WORK TO DO:
How many of the lines below contain "document"? Answer with that number alone.

Items listed in a dataset:

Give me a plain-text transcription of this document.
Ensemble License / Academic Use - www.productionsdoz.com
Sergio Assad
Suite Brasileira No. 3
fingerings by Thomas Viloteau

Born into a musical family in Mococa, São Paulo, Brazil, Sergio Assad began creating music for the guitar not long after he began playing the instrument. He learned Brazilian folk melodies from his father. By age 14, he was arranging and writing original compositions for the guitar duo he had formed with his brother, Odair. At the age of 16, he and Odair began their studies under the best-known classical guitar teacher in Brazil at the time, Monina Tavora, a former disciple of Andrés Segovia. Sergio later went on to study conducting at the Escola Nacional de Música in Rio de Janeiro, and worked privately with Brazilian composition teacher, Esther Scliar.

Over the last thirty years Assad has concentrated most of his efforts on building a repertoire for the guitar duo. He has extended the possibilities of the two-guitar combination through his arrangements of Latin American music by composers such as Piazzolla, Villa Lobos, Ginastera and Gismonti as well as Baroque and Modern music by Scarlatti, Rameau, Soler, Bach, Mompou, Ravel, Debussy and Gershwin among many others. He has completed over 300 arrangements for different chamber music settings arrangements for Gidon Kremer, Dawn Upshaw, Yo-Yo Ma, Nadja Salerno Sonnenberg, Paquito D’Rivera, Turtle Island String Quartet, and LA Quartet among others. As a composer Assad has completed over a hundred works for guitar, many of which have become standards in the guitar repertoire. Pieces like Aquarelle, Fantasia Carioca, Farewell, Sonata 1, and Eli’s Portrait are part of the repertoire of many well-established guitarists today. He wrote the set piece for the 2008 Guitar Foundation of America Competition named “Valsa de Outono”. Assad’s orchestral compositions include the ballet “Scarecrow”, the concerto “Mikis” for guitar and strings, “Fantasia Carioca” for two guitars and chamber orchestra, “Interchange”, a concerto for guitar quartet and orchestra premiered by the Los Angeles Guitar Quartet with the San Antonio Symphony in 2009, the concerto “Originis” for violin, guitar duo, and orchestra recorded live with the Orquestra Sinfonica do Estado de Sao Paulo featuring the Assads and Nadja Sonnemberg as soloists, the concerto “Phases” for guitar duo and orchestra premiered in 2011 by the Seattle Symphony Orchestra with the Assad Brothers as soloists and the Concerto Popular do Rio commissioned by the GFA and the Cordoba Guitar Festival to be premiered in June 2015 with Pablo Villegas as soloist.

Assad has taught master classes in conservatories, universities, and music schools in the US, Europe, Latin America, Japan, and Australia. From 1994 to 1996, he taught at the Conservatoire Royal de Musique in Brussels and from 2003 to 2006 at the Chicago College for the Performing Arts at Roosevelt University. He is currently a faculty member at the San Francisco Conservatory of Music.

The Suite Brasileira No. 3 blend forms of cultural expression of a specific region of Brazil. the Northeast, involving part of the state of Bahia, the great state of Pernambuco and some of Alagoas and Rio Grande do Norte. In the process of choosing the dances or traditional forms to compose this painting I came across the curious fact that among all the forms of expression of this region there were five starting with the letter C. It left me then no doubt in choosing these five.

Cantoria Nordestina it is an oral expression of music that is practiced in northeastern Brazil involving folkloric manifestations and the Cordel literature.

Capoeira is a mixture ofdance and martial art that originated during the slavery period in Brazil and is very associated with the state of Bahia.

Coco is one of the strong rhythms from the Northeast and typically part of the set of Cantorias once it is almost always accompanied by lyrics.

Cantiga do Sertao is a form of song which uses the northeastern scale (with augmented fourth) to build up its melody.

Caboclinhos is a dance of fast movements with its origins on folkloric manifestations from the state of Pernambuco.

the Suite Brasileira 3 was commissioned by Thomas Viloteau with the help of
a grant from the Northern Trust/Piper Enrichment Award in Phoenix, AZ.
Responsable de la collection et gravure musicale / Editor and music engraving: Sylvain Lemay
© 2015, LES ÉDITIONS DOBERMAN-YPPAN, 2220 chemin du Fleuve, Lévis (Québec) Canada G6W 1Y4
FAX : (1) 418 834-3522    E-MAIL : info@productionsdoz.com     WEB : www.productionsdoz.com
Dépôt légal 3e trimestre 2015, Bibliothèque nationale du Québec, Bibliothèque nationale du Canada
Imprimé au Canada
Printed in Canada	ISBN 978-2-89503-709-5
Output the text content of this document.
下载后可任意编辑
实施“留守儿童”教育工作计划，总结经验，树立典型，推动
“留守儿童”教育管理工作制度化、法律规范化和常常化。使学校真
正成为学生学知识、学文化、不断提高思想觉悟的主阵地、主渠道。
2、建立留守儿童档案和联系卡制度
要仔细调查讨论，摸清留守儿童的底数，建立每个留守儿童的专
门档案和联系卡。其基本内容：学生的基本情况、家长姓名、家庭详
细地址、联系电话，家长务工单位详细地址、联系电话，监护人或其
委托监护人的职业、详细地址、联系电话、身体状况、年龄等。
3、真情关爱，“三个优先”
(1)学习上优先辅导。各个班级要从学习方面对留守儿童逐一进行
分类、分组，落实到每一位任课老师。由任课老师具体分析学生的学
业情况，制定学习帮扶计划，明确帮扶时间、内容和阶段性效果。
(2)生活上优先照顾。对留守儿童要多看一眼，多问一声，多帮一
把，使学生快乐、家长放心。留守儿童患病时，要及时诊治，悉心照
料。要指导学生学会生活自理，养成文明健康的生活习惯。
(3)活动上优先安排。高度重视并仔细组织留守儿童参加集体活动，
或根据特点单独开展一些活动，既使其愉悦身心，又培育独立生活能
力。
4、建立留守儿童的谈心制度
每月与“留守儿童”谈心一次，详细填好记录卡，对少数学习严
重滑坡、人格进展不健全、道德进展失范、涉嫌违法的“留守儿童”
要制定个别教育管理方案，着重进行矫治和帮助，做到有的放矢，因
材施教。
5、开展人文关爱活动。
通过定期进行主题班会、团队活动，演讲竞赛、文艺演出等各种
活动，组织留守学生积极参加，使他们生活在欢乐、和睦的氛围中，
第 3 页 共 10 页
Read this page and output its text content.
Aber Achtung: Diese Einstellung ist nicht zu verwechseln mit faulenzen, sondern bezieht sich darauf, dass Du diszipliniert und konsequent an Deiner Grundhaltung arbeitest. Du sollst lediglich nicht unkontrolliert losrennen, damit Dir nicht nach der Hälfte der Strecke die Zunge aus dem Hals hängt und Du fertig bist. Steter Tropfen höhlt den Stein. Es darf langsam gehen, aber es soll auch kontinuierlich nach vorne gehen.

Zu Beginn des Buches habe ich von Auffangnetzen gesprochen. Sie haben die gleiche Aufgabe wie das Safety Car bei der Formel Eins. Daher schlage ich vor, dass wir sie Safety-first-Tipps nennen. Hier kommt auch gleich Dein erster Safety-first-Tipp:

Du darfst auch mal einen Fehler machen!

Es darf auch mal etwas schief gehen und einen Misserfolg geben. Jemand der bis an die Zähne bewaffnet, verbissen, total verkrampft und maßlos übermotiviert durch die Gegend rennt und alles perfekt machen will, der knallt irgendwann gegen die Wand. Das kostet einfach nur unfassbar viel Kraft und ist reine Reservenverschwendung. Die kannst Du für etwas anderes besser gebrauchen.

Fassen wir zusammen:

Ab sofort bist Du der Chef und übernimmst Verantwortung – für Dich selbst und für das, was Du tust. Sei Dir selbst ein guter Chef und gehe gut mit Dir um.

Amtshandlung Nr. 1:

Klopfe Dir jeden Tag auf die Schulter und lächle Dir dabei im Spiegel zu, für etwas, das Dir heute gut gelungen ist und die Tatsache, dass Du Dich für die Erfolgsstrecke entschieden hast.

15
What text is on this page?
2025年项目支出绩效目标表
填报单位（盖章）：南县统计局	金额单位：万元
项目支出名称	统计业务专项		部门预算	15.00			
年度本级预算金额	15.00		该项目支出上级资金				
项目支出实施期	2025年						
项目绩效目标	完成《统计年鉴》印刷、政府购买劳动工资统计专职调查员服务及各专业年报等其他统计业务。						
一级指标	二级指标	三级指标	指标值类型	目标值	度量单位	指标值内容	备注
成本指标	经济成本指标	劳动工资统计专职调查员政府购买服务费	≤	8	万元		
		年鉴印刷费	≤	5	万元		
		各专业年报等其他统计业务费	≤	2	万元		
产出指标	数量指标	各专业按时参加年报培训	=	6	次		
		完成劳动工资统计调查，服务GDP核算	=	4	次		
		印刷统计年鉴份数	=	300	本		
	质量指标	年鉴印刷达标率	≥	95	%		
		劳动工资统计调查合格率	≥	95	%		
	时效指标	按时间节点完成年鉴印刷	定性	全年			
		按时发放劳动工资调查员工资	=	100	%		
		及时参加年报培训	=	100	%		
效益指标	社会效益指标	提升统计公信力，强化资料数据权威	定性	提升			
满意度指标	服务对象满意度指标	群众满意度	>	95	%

COMPLETE ANSWER:
2